▶ Text block:
_ _ _ _ _ _ _
AKA Women Making Racquetball History Now!
We will feature another woman making racquetball history every Wednesday. Do you know someone else we should be celebrating with this interview and feature process? Drop us a line on Facebook!
Name: Karen Bouchard
Are you a pro player, coach, association board member, tournament organizer, or racquetball broadcaster AKA why do racquetball players know you?
I’ve been playing racquetball for 38 years now and been on the Florida Racquetball Association Board for 19 years: 1 year as an “at large” member, 2 years as Referee Certification and 16 years as Treasurer. As Treasurer, I handle all tax, semi-annual accountant reporting, Annual Reports, handling of all monies from our events and USAR Rebates and Final Tournament Reports to the Board. Most people probably know me though from just playing in lots and lots and lots of tournaments over all of those years. I’ve been lucky enough to connect with so many cool people with so many cool stories through racquetball.
Country of Origin: USA
Place you consider home: Dunedin, Florida
Did you play as a junior?
Oh, I only wish that I’d played as a junior. I didn’t pick up a racquet until after I’d had my first child and was 27 years old.
When I was pregnant, a new “Racquetball Club” opened up in Clearwater, Florida and every single one of my friends joined. My best friend at the time hounded me for a whole year before I took her up on it and I was literally hooked from that day until today. I guess I always had a competitive vibe in me all along because I couldn’t wait to get good enough to beat my best friend’s butt.
Playing hand: Right
Year you started playing racquetball: 1981
First female mentor or idol in racquetball:
Well, my best friend got me into the game but my first “idol(s)” were Mary Lyons and Susan Pfahler. I would see them play at virtually every tournament here in Florida. Neither of them had any idea who I was but I loved watching them play (Singles and Doubles). They were both such unbelievably talented players (I mean, my God … they had their NAMES on the back of their shirts back in the day!!) and had so much fun off the court as well. Little did I know that they would both become some of my BFF’s in and out of racquetball. When I really think about it though, I have so many “idols” from my racquetball circle: There’s Renee Fish, who was the person who talked me into playing in my very first tournament ever and was my doubles partner for many years. There’s Janet Tyler, who is not only an exemplary racquetball player, another past doubles partner, tough competitor, but also a great friend. There’s Tom Bevelock (his sister, Toni, played on the Pro Tour in the 80’s & 90’s), who was my Mixed Doubles partner for 20 years and is one of the best friends I ever had in the sport. There’s Meena Evans, who I played with at two National Doubles tournaments and took 1st and 2nd place with and is still so special to me. There’s Jean Trimble, who has done more for racquetball in Florida than most people can imagine and is a great friend of mine.
_ _ _ _ _ _ _
▶ Dataset excerpt:
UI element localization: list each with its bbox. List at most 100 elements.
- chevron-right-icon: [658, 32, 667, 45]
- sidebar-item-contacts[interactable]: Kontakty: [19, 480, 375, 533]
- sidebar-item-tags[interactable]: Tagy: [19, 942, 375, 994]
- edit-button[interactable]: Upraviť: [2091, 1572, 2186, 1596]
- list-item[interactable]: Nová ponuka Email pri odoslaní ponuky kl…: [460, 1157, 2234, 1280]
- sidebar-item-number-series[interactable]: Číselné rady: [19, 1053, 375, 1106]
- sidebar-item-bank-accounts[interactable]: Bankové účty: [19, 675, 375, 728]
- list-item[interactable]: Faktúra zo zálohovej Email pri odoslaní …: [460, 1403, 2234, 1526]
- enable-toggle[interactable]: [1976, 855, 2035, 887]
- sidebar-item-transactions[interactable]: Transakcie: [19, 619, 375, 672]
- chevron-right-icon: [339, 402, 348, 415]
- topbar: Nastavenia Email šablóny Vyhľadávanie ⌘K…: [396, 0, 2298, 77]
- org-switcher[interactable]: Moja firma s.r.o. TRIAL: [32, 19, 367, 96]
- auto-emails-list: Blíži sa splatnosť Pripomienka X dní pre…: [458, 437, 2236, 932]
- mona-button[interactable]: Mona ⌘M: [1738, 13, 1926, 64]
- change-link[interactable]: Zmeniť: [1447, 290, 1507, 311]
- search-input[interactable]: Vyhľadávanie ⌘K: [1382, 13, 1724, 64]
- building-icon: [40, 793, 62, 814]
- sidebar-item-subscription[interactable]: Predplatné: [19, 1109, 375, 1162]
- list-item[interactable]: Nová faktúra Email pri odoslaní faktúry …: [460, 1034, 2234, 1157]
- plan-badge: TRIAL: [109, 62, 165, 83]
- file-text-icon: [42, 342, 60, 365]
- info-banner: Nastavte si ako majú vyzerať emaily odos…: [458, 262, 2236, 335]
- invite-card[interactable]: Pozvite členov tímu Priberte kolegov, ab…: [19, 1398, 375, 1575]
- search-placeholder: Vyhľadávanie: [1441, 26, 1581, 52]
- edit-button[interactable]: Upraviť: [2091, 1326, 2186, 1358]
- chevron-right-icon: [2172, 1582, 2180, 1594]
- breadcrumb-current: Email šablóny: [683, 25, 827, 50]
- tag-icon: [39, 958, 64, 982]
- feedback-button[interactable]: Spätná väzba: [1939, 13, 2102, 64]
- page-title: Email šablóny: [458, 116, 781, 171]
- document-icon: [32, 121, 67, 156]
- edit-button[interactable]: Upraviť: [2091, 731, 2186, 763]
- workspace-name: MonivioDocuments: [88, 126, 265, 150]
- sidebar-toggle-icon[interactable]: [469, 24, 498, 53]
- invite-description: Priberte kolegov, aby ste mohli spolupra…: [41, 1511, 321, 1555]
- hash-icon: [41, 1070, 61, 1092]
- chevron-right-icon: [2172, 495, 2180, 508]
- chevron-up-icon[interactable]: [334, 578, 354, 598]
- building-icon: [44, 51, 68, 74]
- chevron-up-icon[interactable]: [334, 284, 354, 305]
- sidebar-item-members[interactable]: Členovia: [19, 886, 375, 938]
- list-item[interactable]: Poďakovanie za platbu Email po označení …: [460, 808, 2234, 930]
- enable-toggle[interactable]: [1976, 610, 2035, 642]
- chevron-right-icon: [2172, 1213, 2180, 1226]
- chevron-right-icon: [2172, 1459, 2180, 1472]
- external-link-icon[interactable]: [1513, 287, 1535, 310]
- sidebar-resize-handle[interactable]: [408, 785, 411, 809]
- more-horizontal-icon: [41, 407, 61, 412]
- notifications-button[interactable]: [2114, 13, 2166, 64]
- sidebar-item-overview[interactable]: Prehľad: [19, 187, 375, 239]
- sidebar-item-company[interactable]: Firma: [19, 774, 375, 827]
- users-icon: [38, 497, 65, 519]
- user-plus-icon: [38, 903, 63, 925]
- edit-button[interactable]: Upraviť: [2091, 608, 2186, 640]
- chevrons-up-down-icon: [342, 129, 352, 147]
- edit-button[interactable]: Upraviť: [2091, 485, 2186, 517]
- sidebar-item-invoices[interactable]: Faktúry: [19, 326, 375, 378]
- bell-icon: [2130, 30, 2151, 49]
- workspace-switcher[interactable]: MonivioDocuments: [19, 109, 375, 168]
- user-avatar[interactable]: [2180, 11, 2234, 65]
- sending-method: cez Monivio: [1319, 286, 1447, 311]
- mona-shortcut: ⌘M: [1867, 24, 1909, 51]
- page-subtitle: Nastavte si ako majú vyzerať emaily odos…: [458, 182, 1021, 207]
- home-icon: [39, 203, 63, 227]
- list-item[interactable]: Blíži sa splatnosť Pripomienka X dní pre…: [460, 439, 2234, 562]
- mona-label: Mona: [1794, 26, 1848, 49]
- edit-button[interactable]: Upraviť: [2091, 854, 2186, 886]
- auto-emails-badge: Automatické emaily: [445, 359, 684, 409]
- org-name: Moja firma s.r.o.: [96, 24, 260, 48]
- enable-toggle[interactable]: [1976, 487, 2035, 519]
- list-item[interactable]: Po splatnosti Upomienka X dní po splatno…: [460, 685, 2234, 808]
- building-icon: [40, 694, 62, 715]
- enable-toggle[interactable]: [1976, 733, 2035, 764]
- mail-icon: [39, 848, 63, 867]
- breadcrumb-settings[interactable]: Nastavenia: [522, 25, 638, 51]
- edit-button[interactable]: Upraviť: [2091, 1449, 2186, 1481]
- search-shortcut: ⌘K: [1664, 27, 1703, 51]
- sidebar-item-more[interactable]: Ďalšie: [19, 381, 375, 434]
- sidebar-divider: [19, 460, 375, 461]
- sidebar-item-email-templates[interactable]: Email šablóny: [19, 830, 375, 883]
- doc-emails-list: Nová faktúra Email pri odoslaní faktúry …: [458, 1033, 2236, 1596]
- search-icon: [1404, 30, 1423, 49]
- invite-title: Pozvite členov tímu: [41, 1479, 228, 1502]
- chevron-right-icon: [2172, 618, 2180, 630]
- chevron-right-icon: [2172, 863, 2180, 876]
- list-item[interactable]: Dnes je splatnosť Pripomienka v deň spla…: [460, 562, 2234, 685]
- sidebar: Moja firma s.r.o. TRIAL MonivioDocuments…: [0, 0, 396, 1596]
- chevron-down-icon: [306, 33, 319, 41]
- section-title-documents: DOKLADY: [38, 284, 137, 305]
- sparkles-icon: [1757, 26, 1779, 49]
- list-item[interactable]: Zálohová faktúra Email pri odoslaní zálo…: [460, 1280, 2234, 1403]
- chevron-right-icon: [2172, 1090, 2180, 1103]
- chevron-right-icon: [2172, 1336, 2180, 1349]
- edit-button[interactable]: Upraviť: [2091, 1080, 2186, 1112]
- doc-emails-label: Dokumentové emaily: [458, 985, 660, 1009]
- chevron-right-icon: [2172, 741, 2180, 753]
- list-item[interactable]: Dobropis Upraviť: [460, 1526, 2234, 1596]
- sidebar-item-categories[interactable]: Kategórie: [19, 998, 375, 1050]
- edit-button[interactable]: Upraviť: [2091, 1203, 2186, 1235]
_ _ _ _ _ _ _
▶ Task instructions:
1: Answer these questions using the Karen Bouchard interview.
(a) For how many years has she served as Treasurer of the Florida Racquetball Association Board?
(b) In what year did she start playing racquetball?
(c) Who talked her into playing in her very first tournament?
2: In one to three sentences, explain how Karen Bouchard came to take up racquetball, according to the interview.
3: Supply the next part of the Karen Bouchard interview, continuing after its last sentence.

▶ Responses:
1:
(a) 16 years
(b) 1981
(c) Renee Fish

2: While she was pregnant, a new racquetball club opened in Clearwater, Florida, and all of her friends joined. Her best friend at the time hounded her for a whole year before she finally took her up on it, and she was hooked from that day on.

3:
As much as I admire and love to watch the Pro’s —- and I do! —- I guess my “idols” are friends that I’ve known and learned from over the past 40 years of playing.
Favorite racquetball shot: Backhand pinch
Motivation for the game (what keeps you playing):
1.) Friends, for sure.
2.) It helps to keep me from being too fat. I love to eat. A lot.
3.) Bottom line is, it’s the most fun sport that I’ve ever played. Nothing else can really compare.
Love most about racquetball:
It’s a great workout without feeling like a workout.
Ektelon. They sponsored me for about 20 years and I still love their racquets and gloves. I also use a lot of E-Force gloves.
My favorite event of recent years is the National Senior/Masters Tournament. The tournament staff always works so hard to put on a great event. They’ve added Doubles, which makes it more inclusive for those players who aren’t playing singles anymore. Of course, any tournament here in Florida is fun … our Board, the Florida Racquetball Association, has a great group of volunteers who work super hard at putting on our events. John Scargle and I used to run the Florida Regional Doubles Tournament every year, back when there were about 180 players on average in attendance and that was always a blast. My bucket list event is the US Open .. maybe this year!
Best results at tournaments you’ve played in:
I’ve played in so many tournaments and was never good about keeping records or logging them down. I surely won a fair amount of events but most of my most memorable times seem to have happened when I took 2nd place for some reason. I’ll never forget when Tom Bevelock and I took second place at National Doubles in Jacksonville, Florida and beat LYNNE ADAMS and Rich Clay in the semi’s! I was a nervous wreck going onto the court against the legendary Lynne Adams, of course, and somehow we managed to win. After our win, Lynne was such an unbelievably great sport and was so complimentary of Tom that I thought those two were going to go out and have drinks together! I’ll never forget just how NICE she was… still makes me smile. Another great 2nd place finish was at the National Senior/Masters Tournament when I beat Mary Lyons in the semi’s (the only time that I ever beat her, BTW) and lost to Linda Moore in the finals (two other talented players that I admire immensely). I will never forget that win against Mary though: not because I actually beat her but because she called an “avoidable hinder” on herself in the tie-breaker and I won 11-10. She stood firm that it was the right call and that she would’ve been ashamed of herself if she hadn’t made it: priceless. Afterwards, I got the honor of playing Linda in the Finals: I’d never heard of her before and thought it would be an easy win (who is this girl???) She pretty much dismantled me, if I remember correctly and I learned a quick lesson! Then of course, taking 1st and 2nd at National Doubles with Meena Evans was very special. And I won’t even try to remember how many 2nd place finishes I had at State and Regional events to Susan Pfahler … lucky me, she’s exactly my age, lives in my state and I could never dodge her. I truly do have a lot of silver medals from losing to the best!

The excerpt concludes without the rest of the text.